■ **Set problem**: Copy the records below exactly, omitting any pictures they contain.
══ Data to use
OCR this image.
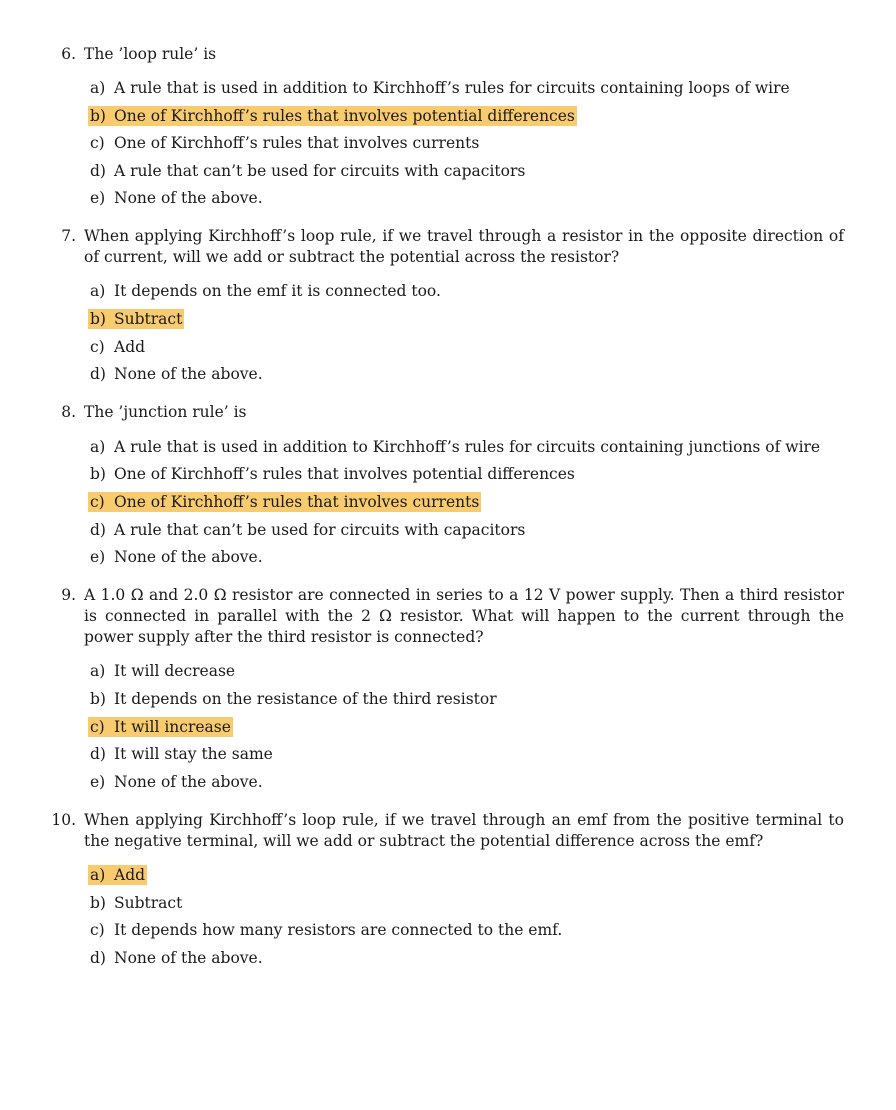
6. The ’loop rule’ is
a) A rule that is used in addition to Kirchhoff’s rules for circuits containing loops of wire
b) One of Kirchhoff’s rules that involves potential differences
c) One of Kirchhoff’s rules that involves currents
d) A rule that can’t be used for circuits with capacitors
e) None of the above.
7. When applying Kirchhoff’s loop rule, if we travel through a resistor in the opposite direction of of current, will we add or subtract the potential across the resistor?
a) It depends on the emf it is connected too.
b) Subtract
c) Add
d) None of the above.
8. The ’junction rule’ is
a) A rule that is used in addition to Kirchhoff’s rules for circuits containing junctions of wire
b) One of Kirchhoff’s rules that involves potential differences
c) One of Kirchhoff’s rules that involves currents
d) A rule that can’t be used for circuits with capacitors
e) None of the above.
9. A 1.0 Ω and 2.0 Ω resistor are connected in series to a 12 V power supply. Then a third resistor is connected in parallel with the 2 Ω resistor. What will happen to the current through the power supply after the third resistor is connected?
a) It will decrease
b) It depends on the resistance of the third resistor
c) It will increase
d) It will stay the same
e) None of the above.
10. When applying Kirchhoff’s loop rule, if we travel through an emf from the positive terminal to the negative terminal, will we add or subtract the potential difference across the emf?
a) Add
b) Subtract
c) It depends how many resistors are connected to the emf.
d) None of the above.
════
■ **Response to the task**:
OCR this image.
6. The ’loop rule’ is
a) A rule that is used in addition to Kirchhoff’s rules for circuits containing loops of wire
b) One of Kirchhoff’s rules that involves potential differences
c) One of Kirchhoff’s rules that involves currents
d) A rule that can’t be used for circuits with capacitors
e) None of the above.
7. When applying Kirchhoff’s loop rule, if we travel through a resistor in the opposite direction of of current, will we add or subtract the potential across the resistor?
a) It depends on the emf it is connected too.
b) Subtract
c) Add
d) None of the above.
8. The ’junction rule’ is
a) A rule that is used in addition to Kirchhoff’s rules for circuits containing junctions of wire
b) One of Kirchhoff’s rules that involves potential differences
c) One of Kirchhoff’s rules that involves currents
d) A rule that can’t be used for circuits with capacitors
e) None of the above.
9. A 1.0 Ω and 2.0 Ω resistor are connected in series to a 12 V power supply. Then a third resistor is connected in parallel with the 2 Ω resistor. What will happen to the current through the power supply after the third resistor is connected?
a) It will decrease
b) It depends on the resistance of the third resistor
c) It will increase
d) It will stay the same
e) None of the above.
10. When applying Kirchhoff’s loop rule, if we travel through an emf from the positive terminal to the negative terminal, will we add or subtract the potential difference across the emf?
a) Add
b) Subtract
c) It depends how many resistors are connected to the emf.
d) None of the above.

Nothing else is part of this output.